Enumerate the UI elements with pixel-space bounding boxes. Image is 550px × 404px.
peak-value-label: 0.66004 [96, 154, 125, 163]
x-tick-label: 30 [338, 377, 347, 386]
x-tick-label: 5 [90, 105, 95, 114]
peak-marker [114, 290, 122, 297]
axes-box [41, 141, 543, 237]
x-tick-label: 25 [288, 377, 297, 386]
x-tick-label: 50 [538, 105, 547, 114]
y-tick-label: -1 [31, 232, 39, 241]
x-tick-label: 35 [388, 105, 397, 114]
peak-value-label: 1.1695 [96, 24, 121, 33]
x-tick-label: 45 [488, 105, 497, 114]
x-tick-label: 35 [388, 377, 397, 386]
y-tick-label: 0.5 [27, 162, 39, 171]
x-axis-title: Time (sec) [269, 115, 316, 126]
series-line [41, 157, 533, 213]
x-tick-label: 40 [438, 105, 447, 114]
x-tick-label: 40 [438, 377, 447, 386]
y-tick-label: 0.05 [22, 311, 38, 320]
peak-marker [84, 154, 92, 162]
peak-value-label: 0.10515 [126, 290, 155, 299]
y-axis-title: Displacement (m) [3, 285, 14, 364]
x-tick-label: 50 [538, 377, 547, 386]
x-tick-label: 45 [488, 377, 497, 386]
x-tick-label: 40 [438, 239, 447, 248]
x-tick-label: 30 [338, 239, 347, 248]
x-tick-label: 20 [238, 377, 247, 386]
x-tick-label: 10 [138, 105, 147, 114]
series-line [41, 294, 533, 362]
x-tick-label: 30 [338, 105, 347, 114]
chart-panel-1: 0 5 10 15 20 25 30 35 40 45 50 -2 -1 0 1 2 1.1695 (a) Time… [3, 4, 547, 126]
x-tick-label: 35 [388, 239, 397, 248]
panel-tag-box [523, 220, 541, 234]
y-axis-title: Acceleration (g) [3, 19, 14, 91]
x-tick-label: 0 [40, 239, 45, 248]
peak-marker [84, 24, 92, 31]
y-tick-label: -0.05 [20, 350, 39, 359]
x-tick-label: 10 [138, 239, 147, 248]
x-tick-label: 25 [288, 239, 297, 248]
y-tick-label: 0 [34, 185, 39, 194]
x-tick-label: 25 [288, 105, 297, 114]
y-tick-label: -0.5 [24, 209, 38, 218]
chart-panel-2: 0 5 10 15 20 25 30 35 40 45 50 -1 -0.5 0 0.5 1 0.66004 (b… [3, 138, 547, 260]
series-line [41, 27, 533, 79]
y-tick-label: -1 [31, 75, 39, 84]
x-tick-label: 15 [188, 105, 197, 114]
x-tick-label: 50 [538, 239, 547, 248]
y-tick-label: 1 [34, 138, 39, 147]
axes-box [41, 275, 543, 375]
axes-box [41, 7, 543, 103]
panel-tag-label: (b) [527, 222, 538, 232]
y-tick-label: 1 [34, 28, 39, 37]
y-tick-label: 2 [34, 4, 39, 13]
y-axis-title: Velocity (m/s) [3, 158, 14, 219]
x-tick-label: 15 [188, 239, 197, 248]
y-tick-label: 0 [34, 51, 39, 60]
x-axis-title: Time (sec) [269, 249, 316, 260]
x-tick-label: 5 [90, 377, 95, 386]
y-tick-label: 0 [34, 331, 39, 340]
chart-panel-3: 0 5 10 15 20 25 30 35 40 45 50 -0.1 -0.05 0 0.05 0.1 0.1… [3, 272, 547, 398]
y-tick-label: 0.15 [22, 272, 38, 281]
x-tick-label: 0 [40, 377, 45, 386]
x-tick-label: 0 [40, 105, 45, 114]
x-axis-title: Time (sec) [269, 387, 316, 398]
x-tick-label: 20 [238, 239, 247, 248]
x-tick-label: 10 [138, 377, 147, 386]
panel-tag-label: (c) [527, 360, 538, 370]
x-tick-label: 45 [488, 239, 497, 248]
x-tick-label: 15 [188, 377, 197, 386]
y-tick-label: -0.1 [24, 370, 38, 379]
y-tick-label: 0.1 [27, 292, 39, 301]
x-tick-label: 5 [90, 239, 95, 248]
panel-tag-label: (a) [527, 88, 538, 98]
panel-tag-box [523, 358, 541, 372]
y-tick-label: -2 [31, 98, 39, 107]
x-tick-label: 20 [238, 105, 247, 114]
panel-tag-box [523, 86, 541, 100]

Exercise aim
Convert every line of the data above into a JSON list of strings, with one string per line and no entries for blank lines.

Answer to the exercise
[
  "Enumerate the UI elements with pixel-space bounding boxes. Image is 550px × 404px.",
  "peak-value-label: 0.66004 [96, 154, 125, 163]",
  "x-tick-label: 30 [338, 377, 347, 386]",
  "x-tick-label: 5 [90, 105, 95, 114]",
  "peak-marker [114, 290, 122, 297]",
  "axes-box [41, 141, 543, 237]",
  "x-tick-label: 25 [288, 377, 297, 386]",
  "x-tick-label: 50 [538, 105, 547, 114]",
  "y-tick-label: -1 [31, 232, 39, 241]",
  "x-tick-label: 35 [388, 105, 397, 114]",
  "peak-value-label: 1.1695 [96, 24, 121, 33]",
  "x-tick-label: 45 [488, 105, 497, 114]",
  "x-tick-label: 35 [388, 377, 397, 386]",
  "y-tick-label: 0.5 [27, 162, 39, 171]",
  "x-axis-title: Time (sec) [269, 115, 316, 126]",
  "series-line [41, 157, 533, 213]",
  "x-tick-label: 40 [438, 105, 447, 114]",
  "x-tick-label: 40 [438, 377, 447, 386]",
  "y-tick-label: 0.05 [22, 311, 38, 320]",
  "peak-marker [84, 154, 92, 162]",
  "peak-value-label: 0.10515 [126, 290, 155, 299]",
  "y-axis-title: Displacement (m) [3, 285, 14, 364]",
  "x-tick-label: 50 [538, 377, 547, 386]",
  "x-tick-label: 45 [488, 377, 497, 386]",
  "x-tick-label: 40 [438, 239, 447, 248]",
  "x-tick-label: 30 [338, 239, 347, 248]",
  "x-tick-label: 20 [238, 377, 247, 386]",
  "x-tick-label: 10 [138, 105, 147, 114]",
  "series-line [41, 294, 533, 362]",
  "x-tick-label: 30 [338, 105, 347, 114]",
  "chart-panel-1: 0 5 10 15 20 25 30 35 40 45 50 -2 -1 0 1 2 1.1695 (a) Time… [3, 4, 547, 126]",
  "x-tick-label: 35 [388, 239, 397, 248]",
  "panel-tag-box [523, 220, 541, 234]",
  "y-axis-title: Acceleration (g) [3, 19, 14, 91]",
  "x-tick-label: 0 [40, 239, 45, 248]",
  "peak-marker [84, 24, 92, 31]",
  "y-tick-label: -0.05 [20, 350, 39, 359]",
  "x-tick-label: 10 [138, 239, 147, 248]",
  "x-tick-label: 25 [288, 239, 297, 248]",
  "y-tick-label: 0 [34, 185, 39, 194]",
  "x-tick-label: 25 [288, 105, 297, 114]",
  "y-tick-label: -0.5 [24, 209, 38, 218]",
  "chart-panel-2: 0 5 10 15 20 25 30 35 40 45 50 -1 -0.5 0 0.5 1 0.66004 (b… [3, 138, 547, 260]",
  "series-line [41, 27, 533, 79]",
  "y-tick-label: -1 [31, 75, 39, 84]",
  "x-tick-label: 15 [188, 105, 197, 114]",
  "x-tick-label: 50 [538, 239, 547, 248]",
  "y-tick-label: 1 [34, 138, 39, 147]",
  "axes-box [41, 275, 543, 375]",
  "axes-box [41, 7, 543, 103]",
  "panel-tag-label: (b) [527, 222, 538, 232]",
  "y-tick-label: 1 [34, 28, 39, 37]",
  "y-tick-label: 2 [34, 4, 39, 13]",
  "y-axis-title: Velocity (m/s) [3, 158, 14, 219]",
  "x-tick-label: 15 [188, 239, 197, 248]",
  "y-tick-label: 0 [34, 51, 39, 60]",
  "x-axis-title: Time (sec) [269, 249, 316, 260]",
  "x-tick-label: 5 [90, 377, 95, 386]",
  "y-tick-label: 0 [34, 331, 39, 340]",
  "chart-panel-3: 0 5 10 15 20 25 30 35 40 45 50 -0.1 -0.05 0 0.05 0.1 0.1… [3, 272, 547, 398]",
  "y-tick-label: 0.15 [22, 272, 38, 281]",
  "x-tick-label: 0 [40, 377, 45, 386]",
  "x-tick-label: 0 [40, 105, 45, 114]",
  "x-axis-title: Time (sec) [269, 387, 316, 398]",
  "x-tick-label: 20 [238, 239, 247, 248]",
  "x-tick-label: 10 [138, 377, 147, 386]",
  "panel-tag-label: (c) [527, 360, 538, 370]",
  "x-tick-label: 45 [488, 239, 497, 248]",
  "x-tick-label: 15 [188, 377, 197, 386]",
  "y-tick-label: -0.1 [24, 370, 38, 379]",
  "y-tick-label: 0.1 [27, 292, 39, 301]",
  "x-tick-label: 5 [90, 239, 95, 248]",
  "panel-tag-label: (a) [527, 88, 538, 98]",
  "panel-tag-box [523, 358, 541, 372]",
  "y-tick-label: -2 [31, 98, 39, 107]",
  "x-tick-label: 20 [238, 105, 247, 114]",
  "panel-tag-box [523, 86, 541, 100]"
]